■ Recorded data
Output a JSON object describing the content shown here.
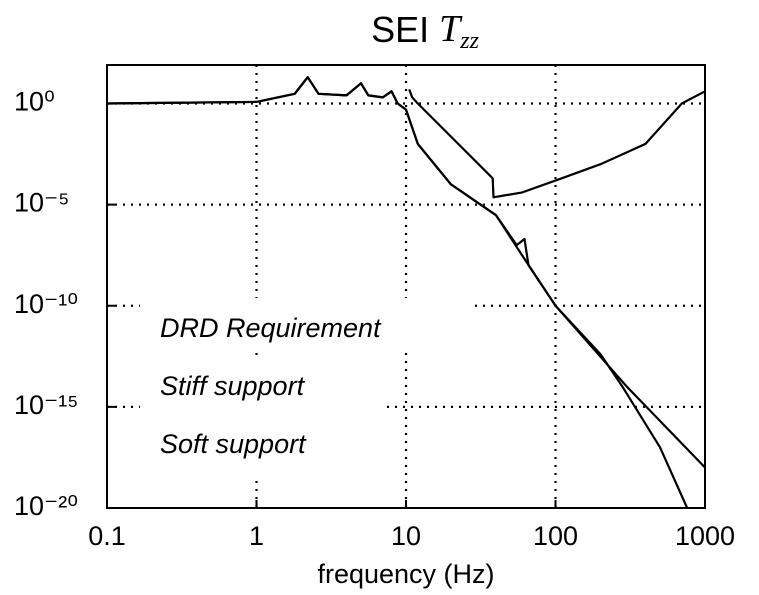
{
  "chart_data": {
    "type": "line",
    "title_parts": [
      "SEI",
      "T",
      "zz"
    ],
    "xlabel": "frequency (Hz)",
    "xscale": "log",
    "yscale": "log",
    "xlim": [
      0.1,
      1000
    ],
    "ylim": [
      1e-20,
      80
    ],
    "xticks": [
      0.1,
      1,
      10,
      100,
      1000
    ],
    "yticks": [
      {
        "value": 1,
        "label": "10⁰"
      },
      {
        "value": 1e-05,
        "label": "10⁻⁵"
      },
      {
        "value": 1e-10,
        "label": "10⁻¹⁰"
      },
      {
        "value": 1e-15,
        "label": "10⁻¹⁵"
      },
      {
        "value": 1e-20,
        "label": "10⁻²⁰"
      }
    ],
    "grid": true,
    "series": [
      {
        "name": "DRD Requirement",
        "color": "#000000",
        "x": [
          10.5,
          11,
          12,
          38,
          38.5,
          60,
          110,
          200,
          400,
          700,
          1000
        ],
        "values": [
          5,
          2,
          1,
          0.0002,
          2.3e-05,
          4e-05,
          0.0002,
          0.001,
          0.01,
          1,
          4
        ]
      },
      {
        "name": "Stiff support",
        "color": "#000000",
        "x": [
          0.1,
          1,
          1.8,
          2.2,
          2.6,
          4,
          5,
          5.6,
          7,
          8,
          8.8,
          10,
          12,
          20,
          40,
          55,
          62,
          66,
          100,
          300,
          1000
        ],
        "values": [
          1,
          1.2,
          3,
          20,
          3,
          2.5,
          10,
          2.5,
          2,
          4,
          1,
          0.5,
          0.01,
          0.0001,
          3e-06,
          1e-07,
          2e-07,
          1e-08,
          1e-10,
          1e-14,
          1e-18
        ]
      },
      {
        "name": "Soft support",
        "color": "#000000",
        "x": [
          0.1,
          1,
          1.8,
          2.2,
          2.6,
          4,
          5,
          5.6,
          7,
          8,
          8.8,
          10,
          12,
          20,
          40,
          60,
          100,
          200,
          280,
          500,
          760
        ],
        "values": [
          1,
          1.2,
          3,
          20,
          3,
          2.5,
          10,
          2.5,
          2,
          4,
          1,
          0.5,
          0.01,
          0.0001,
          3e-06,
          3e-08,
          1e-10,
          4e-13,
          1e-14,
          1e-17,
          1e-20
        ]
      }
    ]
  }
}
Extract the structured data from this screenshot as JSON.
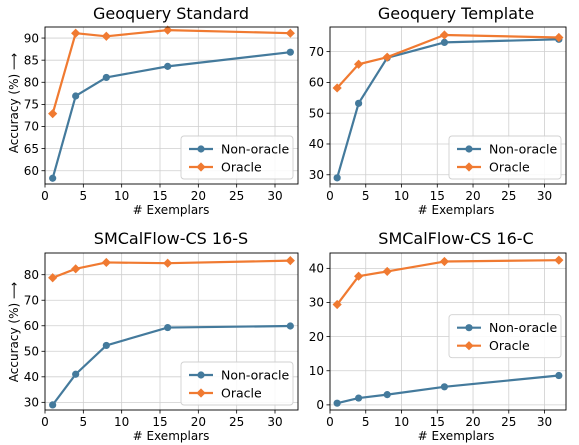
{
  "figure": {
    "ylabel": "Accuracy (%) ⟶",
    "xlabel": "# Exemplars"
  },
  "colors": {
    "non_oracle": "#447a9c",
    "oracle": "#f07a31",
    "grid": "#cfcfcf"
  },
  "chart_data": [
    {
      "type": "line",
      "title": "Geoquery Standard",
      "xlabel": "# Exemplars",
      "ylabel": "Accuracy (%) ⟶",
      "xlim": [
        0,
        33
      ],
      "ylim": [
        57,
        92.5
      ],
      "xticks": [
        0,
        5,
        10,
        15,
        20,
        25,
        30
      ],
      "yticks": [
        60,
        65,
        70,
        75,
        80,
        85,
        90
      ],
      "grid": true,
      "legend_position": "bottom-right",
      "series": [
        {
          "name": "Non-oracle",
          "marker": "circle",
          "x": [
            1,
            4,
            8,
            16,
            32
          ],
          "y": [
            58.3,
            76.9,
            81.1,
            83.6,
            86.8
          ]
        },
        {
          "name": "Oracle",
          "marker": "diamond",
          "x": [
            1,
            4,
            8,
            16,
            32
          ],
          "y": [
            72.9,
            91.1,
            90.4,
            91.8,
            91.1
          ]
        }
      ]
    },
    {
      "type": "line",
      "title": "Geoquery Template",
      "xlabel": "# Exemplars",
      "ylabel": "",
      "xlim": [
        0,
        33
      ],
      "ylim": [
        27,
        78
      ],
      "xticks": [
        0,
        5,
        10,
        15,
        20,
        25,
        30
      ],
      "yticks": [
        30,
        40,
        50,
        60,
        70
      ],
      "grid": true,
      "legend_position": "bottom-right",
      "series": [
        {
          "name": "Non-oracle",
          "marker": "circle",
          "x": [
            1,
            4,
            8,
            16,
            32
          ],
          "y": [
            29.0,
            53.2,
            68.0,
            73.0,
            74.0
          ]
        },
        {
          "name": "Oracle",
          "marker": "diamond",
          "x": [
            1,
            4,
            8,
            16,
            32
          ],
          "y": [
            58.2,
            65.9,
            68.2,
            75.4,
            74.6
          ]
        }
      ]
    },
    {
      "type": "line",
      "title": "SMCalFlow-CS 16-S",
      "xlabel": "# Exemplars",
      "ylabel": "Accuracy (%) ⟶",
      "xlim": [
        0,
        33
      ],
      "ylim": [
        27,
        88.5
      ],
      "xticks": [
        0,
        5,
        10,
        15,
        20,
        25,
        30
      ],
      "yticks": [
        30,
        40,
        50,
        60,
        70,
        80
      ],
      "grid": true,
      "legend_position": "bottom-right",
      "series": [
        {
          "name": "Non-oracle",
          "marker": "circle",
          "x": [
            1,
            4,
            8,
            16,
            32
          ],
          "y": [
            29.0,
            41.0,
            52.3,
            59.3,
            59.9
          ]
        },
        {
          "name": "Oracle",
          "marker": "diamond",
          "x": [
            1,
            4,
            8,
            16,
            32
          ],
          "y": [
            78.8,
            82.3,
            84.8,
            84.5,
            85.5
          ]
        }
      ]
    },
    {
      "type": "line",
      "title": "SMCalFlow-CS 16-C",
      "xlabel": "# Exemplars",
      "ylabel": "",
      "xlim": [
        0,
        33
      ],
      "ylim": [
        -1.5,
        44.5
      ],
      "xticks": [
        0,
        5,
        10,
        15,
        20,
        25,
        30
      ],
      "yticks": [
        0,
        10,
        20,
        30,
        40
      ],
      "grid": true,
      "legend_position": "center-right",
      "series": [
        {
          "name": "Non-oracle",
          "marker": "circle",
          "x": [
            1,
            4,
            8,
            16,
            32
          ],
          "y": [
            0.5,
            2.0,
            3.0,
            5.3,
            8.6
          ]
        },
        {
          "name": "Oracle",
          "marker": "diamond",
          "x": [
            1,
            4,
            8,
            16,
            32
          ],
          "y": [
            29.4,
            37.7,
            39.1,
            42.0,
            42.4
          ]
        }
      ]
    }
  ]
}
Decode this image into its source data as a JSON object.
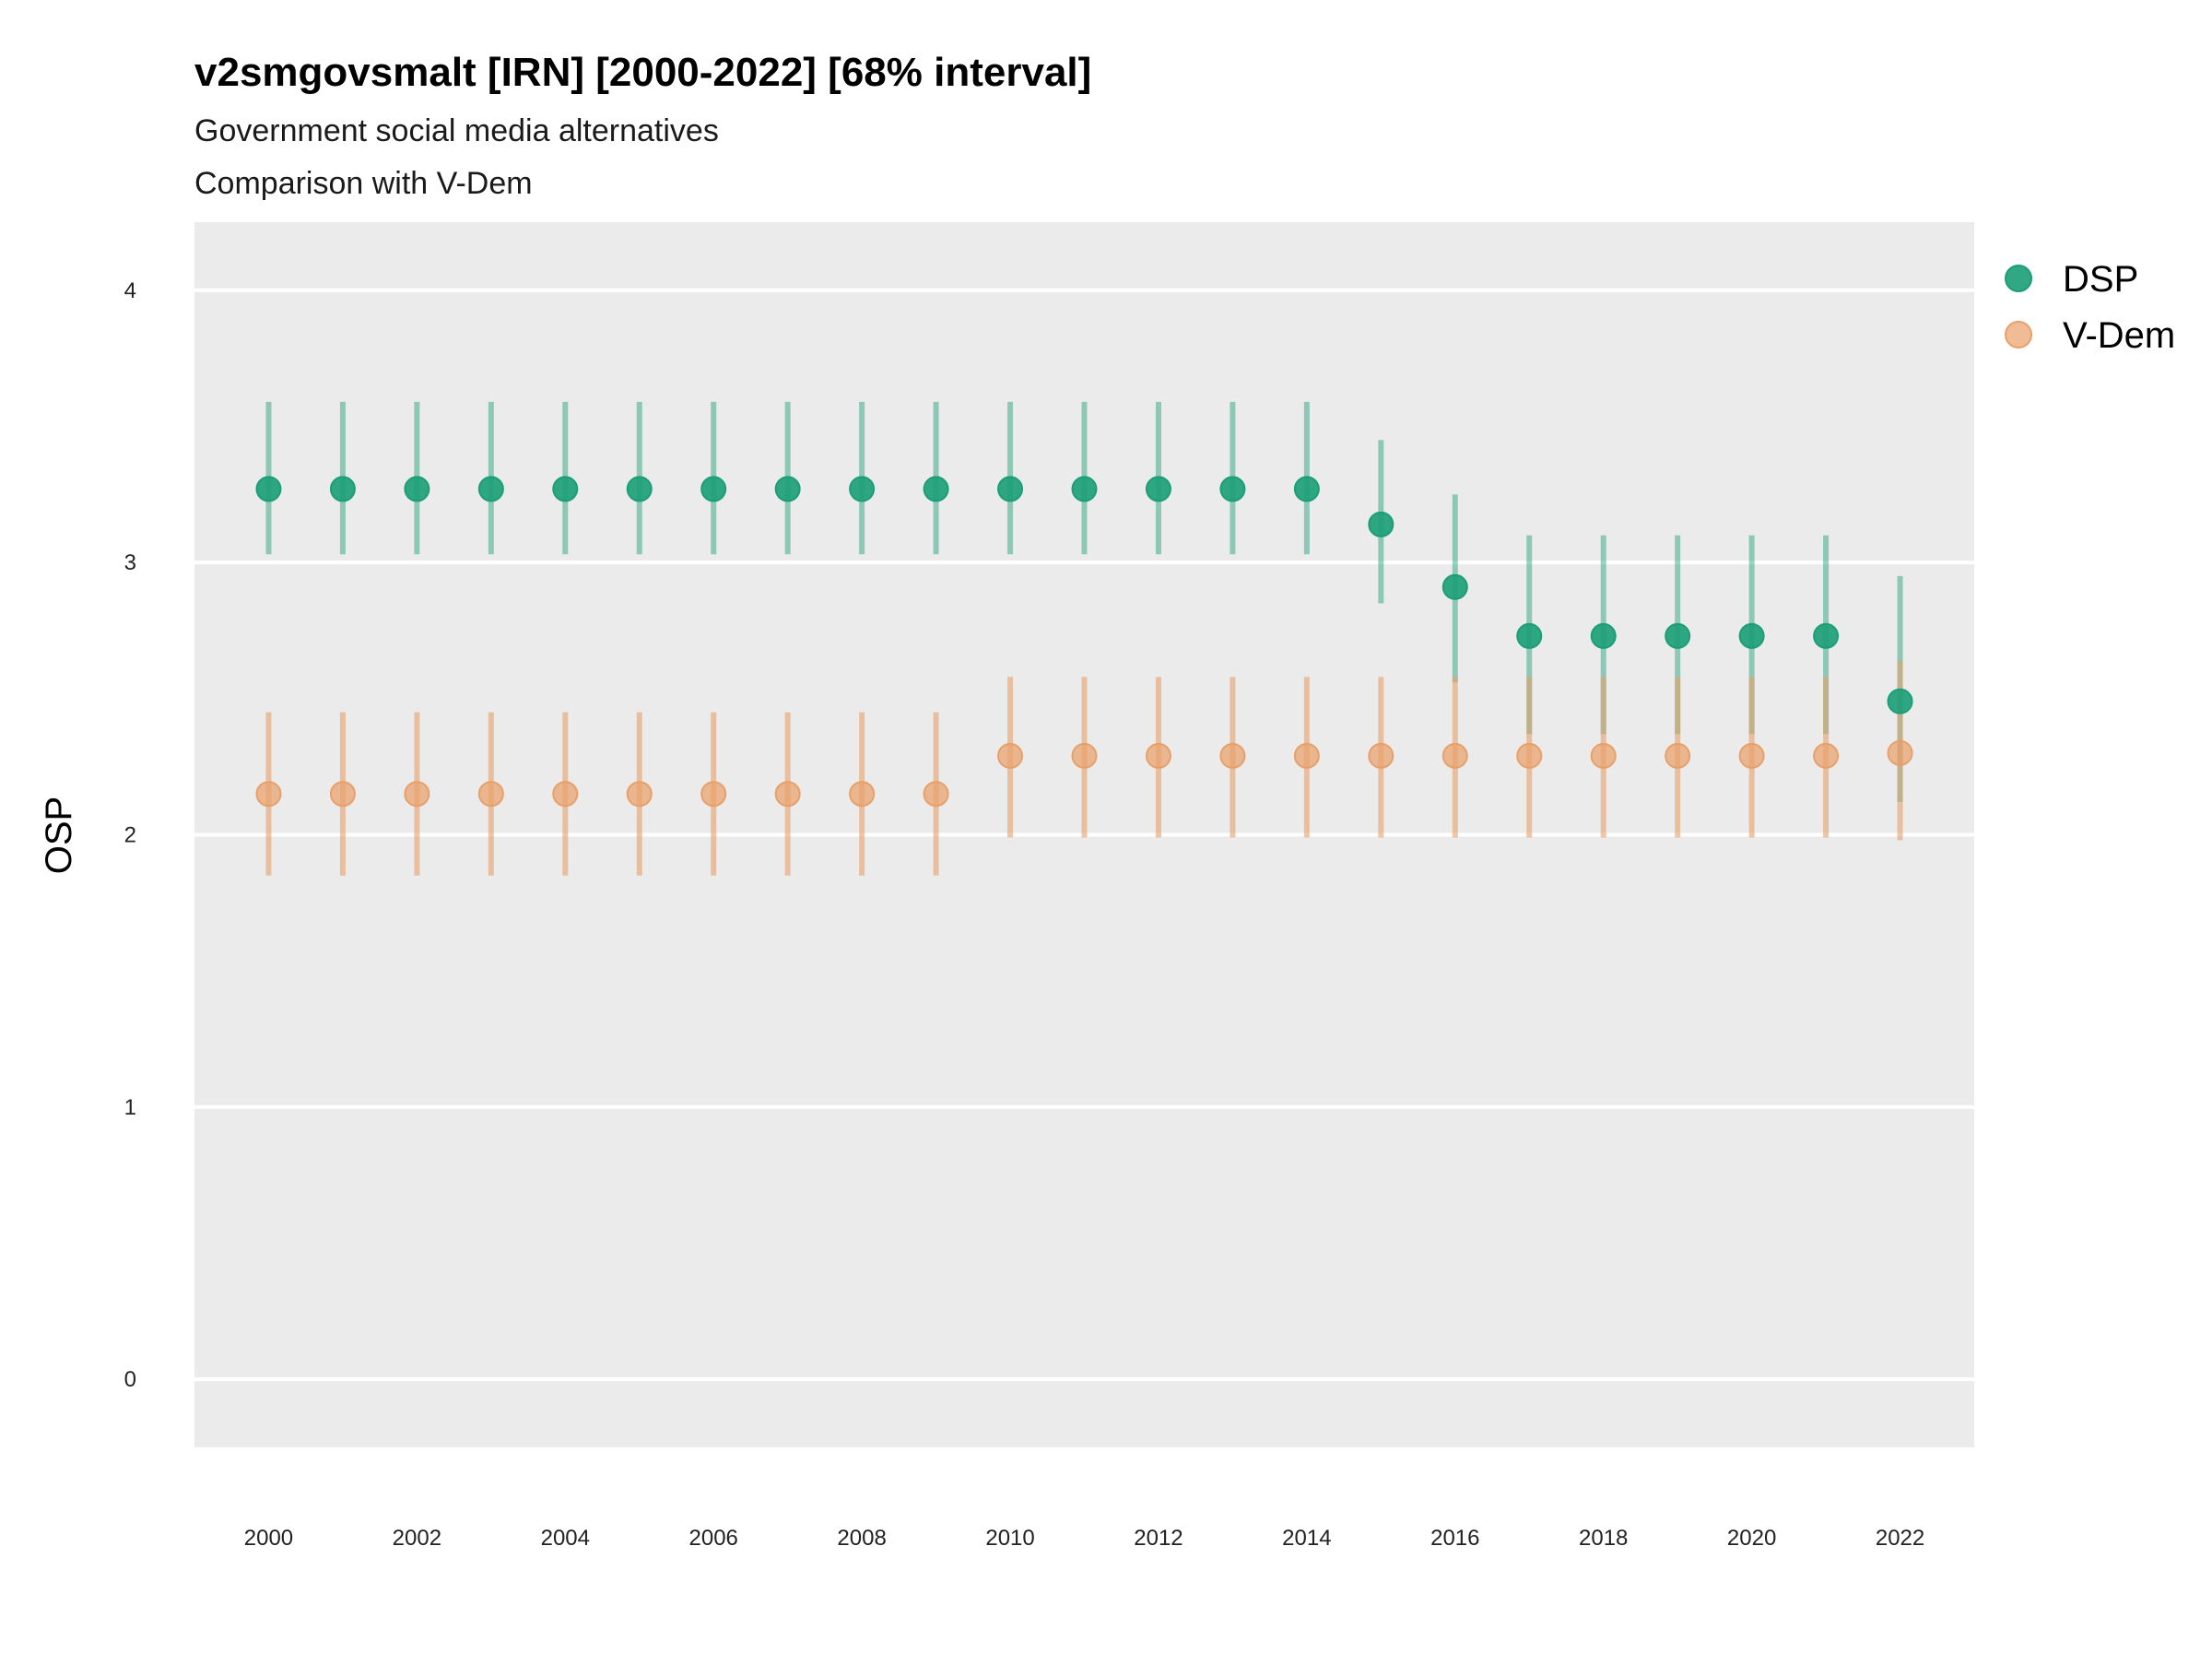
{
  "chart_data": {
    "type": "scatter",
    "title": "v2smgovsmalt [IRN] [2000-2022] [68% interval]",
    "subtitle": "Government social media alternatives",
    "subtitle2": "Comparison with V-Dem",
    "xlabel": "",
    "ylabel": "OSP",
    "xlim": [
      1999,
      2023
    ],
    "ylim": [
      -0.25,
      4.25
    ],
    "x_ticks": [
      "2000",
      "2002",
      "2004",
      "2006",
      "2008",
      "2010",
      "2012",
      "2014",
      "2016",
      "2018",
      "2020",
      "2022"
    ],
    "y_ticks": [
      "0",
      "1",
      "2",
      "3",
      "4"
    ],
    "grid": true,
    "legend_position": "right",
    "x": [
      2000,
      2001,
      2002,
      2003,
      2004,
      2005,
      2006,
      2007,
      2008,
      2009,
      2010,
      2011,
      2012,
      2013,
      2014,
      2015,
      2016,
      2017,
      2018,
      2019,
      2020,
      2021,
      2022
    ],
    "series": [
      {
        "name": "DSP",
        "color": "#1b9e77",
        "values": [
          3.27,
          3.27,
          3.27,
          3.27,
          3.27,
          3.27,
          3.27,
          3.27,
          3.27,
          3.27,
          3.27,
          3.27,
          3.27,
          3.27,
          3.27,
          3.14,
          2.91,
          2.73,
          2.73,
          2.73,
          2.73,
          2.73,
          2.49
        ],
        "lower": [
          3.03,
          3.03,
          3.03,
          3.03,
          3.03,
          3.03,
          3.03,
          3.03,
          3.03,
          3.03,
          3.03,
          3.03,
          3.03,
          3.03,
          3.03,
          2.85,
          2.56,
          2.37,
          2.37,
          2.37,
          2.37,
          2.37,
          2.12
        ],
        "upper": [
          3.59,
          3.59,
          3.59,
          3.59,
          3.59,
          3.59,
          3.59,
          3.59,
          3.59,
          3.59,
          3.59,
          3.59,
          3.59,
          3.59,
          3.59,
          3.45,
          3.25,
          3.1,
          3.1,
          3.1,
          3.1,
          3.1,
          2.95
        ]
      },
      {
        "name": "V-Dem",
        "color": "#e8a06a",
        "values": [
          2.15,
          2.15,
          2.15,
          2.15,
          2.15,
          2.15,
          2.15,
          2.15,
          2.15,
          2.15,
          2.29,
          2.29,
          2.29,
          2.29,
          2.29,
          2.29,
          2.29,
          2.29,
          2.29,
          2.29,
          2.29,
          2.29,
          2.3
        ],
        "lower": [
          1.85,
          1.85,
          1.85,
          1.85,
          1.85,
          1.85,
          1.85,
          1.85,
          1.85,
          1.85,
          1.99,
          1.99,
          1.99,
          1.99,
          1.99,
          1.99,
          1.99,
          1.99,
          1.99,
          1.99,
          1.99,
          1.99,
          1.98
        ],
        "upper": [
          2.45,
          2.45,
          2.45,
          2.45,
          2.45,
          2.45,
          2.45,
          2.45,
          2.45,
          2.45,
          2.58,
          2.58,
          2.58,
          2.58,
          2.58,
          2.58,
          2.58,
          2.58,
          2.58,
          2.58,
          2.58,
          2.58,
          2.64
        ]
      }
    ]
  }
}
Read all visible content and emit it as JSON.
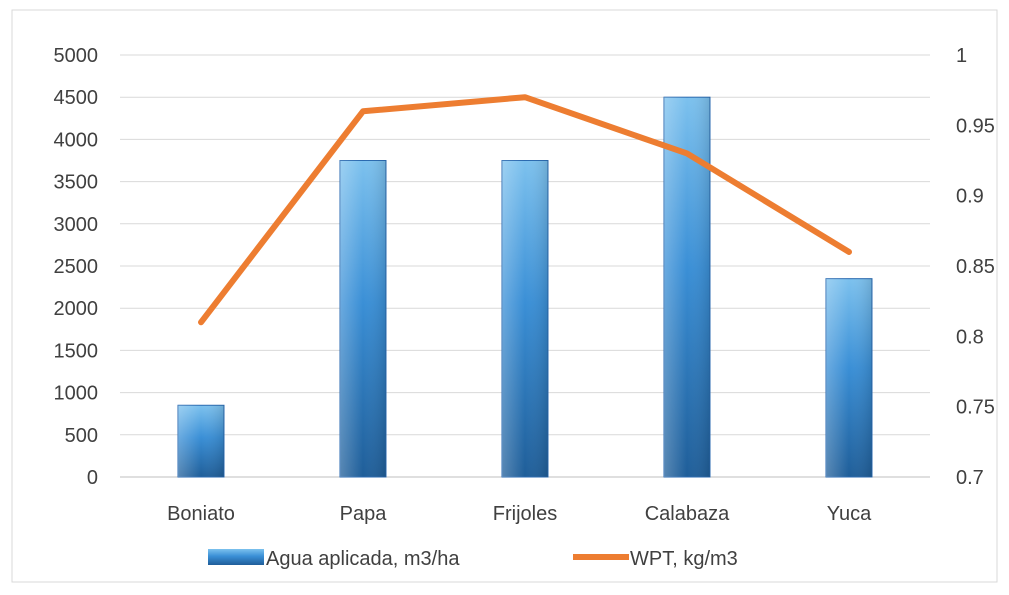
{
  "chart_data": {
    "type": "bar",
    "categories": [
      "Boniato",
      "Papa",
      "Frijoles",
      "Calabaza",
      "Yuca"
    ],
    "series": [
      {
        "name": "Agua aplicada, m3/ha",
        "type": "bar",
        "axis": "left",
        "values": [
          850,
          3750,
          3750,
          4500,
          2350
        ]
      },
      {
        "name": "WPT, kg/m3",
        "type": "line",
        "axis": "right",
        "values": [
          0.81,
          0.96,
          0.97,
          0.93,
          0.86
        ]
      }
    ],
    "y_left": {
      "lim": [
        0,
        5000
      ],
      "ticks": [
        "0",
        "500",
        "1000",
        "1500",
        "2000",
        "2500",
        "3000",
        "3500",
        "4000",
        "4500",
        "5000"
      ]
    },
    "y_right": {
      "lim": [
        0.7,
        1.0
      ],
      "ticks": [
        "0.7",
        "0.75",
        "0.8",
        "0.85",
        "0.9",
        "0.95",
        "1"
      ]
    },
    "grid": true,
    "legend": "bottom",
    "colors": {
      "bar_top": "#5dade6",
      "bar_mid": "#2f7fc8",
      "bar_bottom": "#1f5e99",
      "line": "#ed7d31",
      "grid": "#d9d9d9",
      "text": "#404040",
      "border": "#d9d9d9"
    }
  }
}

■ Goal
Copy exactly the lines from the line containing "Read all visible content and emit it as JSON." through the last line of the records, both included, and omit every picture.

■ Response to the task
Read all visible content and emit it as JSON.
{
  "chart_data": {
    "type": "bar",
    "categories": [
      "Boniato",
      "Papa",
      "Frijoles",
      "Calabaza",
      "Yuca"
    ],
    "series": [
      {
        "name": "Agua aplicada, m3/ha",
        "type": "bar",
        "axis": "left",
        "values": [
          850,
          3750,
          3750,
          4500,
          2350
        ]
      },
      {
        "name": "WPT, kg/m3",
        "type": "line",
        "axis": "right",
        "values": [
          0.81,
          0.96,
          0.97,
          0.93,
          0.86
        ]
      }
    ],
    "y_left": {
      "lim": [
        0,
        5000
      ],
      "ticks": [
        "0",
        "500",
        "1000",
        "1500",
        "2000",
        "2500",
        "3000",
        "3500",
        "4000",
        "4500",
        "5000"
      ]
    },
    "y_right": {
      "lim": [
        0.7,
        1.0
      ],
      "ticks": [
        "0.7",
        "0.75",
        "0.8",
        "0.85",
        "0.9",
        "0.95",
        "1"
      ]
    },
    "grid": true,
    "legend": "bottom",
    "colors": {
      "bar_top": "#5dade6",
      "bar_mid": "#2f7fc8",
      "bar_bottom": "#1f5e99",
      "line": "#ed7d31",
      "grid": "#d9d9d9",
      "text": "#404040",
      "border": "#d9d9d9"
    }
  }
}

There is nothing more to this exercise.